## Set exercise
Print the entries that appear below, exactly as written and without their pictures.

## Provided entries
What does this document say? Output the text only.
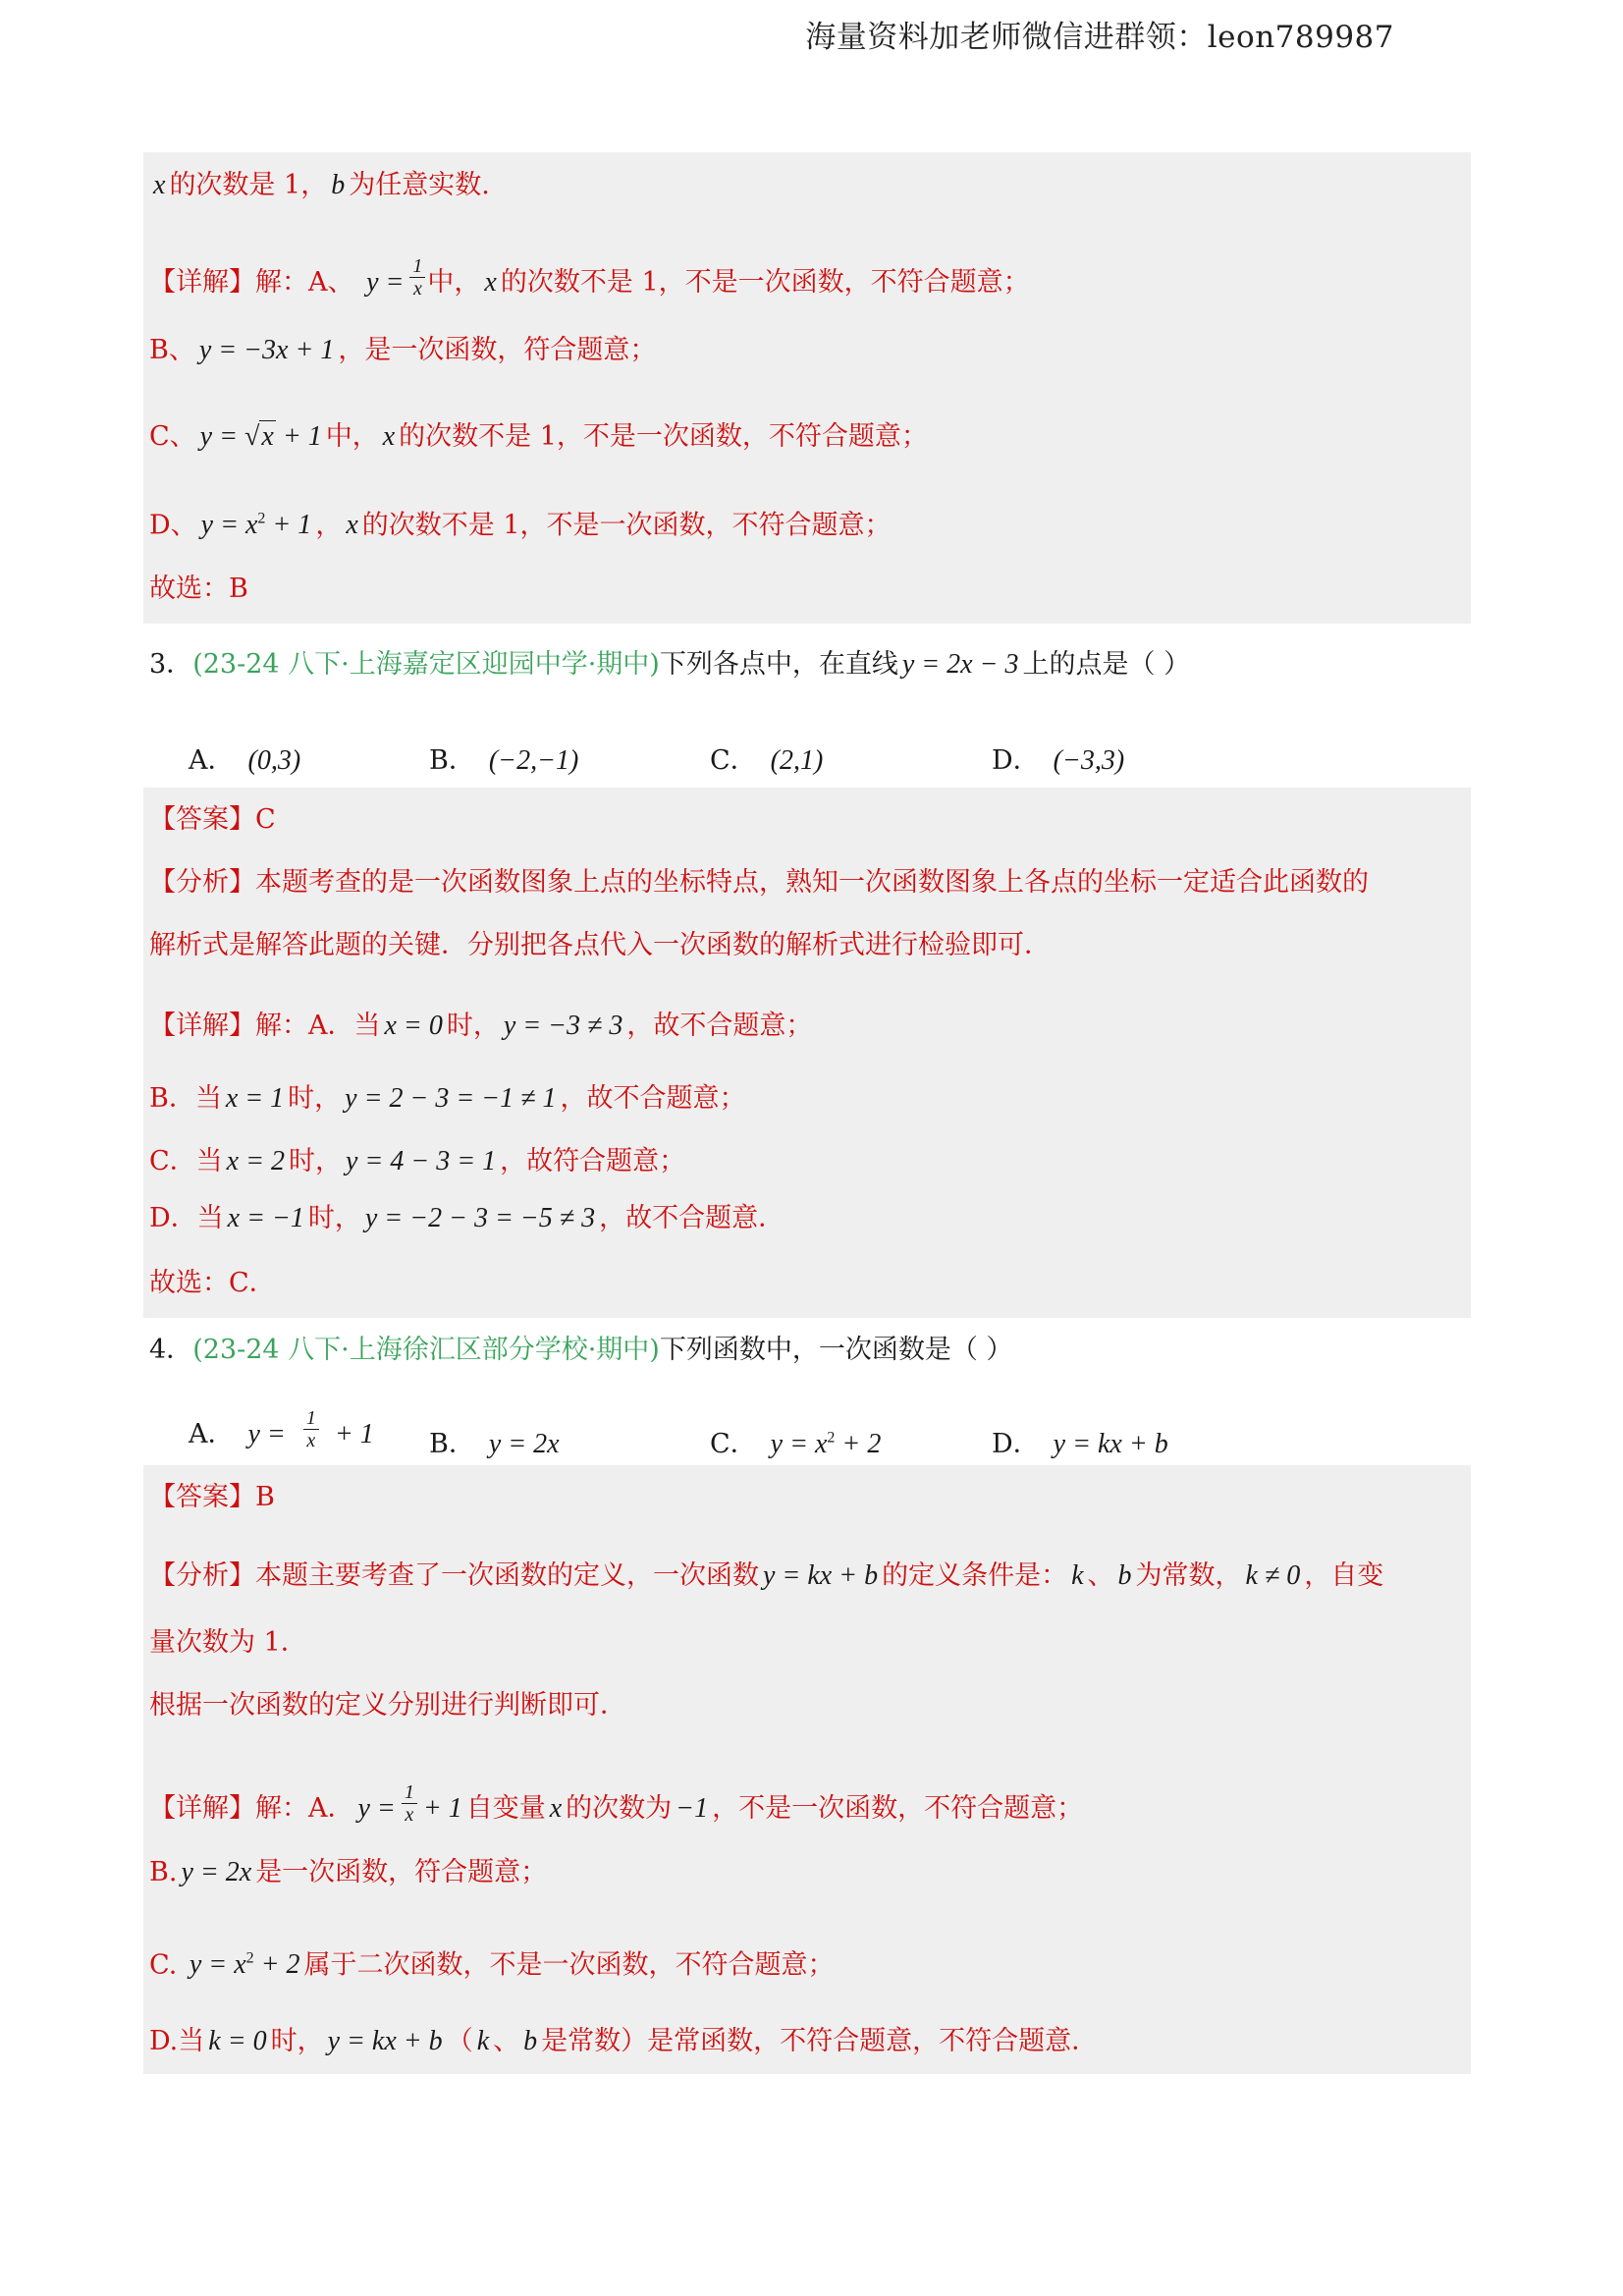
海量资料加老师微信进群领：leon789987
x 的次数是 1， b 为任意实数.
【详解】解：A、 $y = \frac{1}{x}$ 中， x 的次数不是 1，不是一次函数，不符合题意；
B、 y = −3x + 1 ，是一次函数，符合题意；
C、 y = √x + 1 中， x 的次数不是 1，不是一次函数，不符合题意；
D、 $y = x^2 + 1$ ， x 的次数不是 1，不是一次函数，不符合题意；
故选：B
3．(23-24 八下·上海嘉定区迎园中学·期中)下列各点中，在直线 y = 2x − 3 上的点是（ ）
A． (0,3)	B． (−2,−1)	C． (2,1)	D． (−3,3)
【答案】C
【分析】本题考查的是一次函数图象上点的坐标特点，熟知一次函数图象上各点的坐标一定适合此函数的
解析式是解答此题的关键．分别把各点代入一次函数的解析式进行检验即可．
【详解】解：A．当 x = 0 时， y = −3 ≠ 3 ，故不合题意；
B．当 x = 1 时， y = 2 − 3 = −1 ≠ 1 ，故不合题意；
C．当 x = 2 时， y = 4 − 3 = 1 ，故符合题意；
D．当 x = −1 时， y = −2 − 3 = −5 ≠ 3 ，故不合题意．
故选：C．
4．(23-24 八下·上海徐汇区部分学校·期中)下列函数中，一次函数是（ ）
A． $y = \frac{1}{x} + 1$ B． y = 2x	C． $y = x^2 + 2$	D． y = kx + b
【答案】B
【分析】本题主要考查了一次函数的定义，一次函数 y = kx + b 的定义条件是： k 、 b 为常数， k ≠ 0 ，自变
量次数为 1．
根据一次函数的定义分别进行判断即可．
【详解】解：A． $y = \frac{1}{x} + 1$ 自变量 x 的次数为 −1 ，不是一次函数，不符合题意；
B. y = 2x 是一次函数，符合题意；
C. $y = x^2 + 2$ 属于二次函数，不是一次函数，不符合题意；
D.当 k = 0 时， y = kx + b （ k 、 b 是常数）是常函数，不符合题意，不符合题意．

## Correct result
What does this document say? Output the text only.
海量资料加老师微信进群领：leon789987
x 的次数是 1， b 为任意实数.
【详解】解：A、 $y = \frac{1}{x}$ 中， x 的次数不是 1，不是一次函数，不符合题意；
B、 y = −3x + 1 ，是一次函数，符合题意；
C、 y = √x + 1 中， x 的次数不是 1，不是一次函数，不符合题意；
D、 $y = x^2 + 1$ ， x 的次数不是 1，不是一次函数，不符合题意；
故选：B
3．(23-24 八下·上海嘉定区迎园中学·期中)下列各点中，在直线 y = 2x − 3 上的点是（ ）
A． (0,3)	B． (−2,−1)	C． (2,1)	D． (−3,3)
【答案】C
【分析】本题考查的是一次函数图象上点的坐标特点，熟知一次函数图象上各点的坐标一定适合此函数的
解析式是解答此题的关键．分别把各点代入一次函数的解析式进行检验即可．
【详解】解：A．当 x = 0 时， y = −3 ≠ 3 ，故不合题意；
B．当 x = 1 时， y = 2 − 3 = −1 ≠ 1 ，故不合题意；
C．当 x = 2 时， y = 4 − 3 = 1 ，故符合题意；
D．当 x = −1 时， y = −2 − 3 = −5 ≠ 3 ，故不合题意．
故选：C．
4．(23-24 八下·上海徐汇区部分学校·期中)下列函数中，一次函数是（ ）
A． $y = \frac{1}{x} + 1$ B． y = 2x	C． $y = x^2 + 2$	D． y = kx + b
【答案】B
【分析】本题主要考查了一次函数的定义，一次函数 y = kx + b 的定义条件是： k 、 b 为常数， k ≠ 0 ，自变
量次数为 1．
根据一次函数的定义分别进行判断即可．
【详解】解：A． $y = \frac{1}{x} + 1$ 自变量 x 的次数为 −1 ，不是一次函数，不符合题意；
B. y = 2x 是一次函数，符合题意；
C. $y = x^2 + 2$ 属于二次函数，不是一次函数，不符合题意；
D.当 k = 0 时， y = kx + b （ k 、 b 是常数）是常函数，不符合题意，不符合题意．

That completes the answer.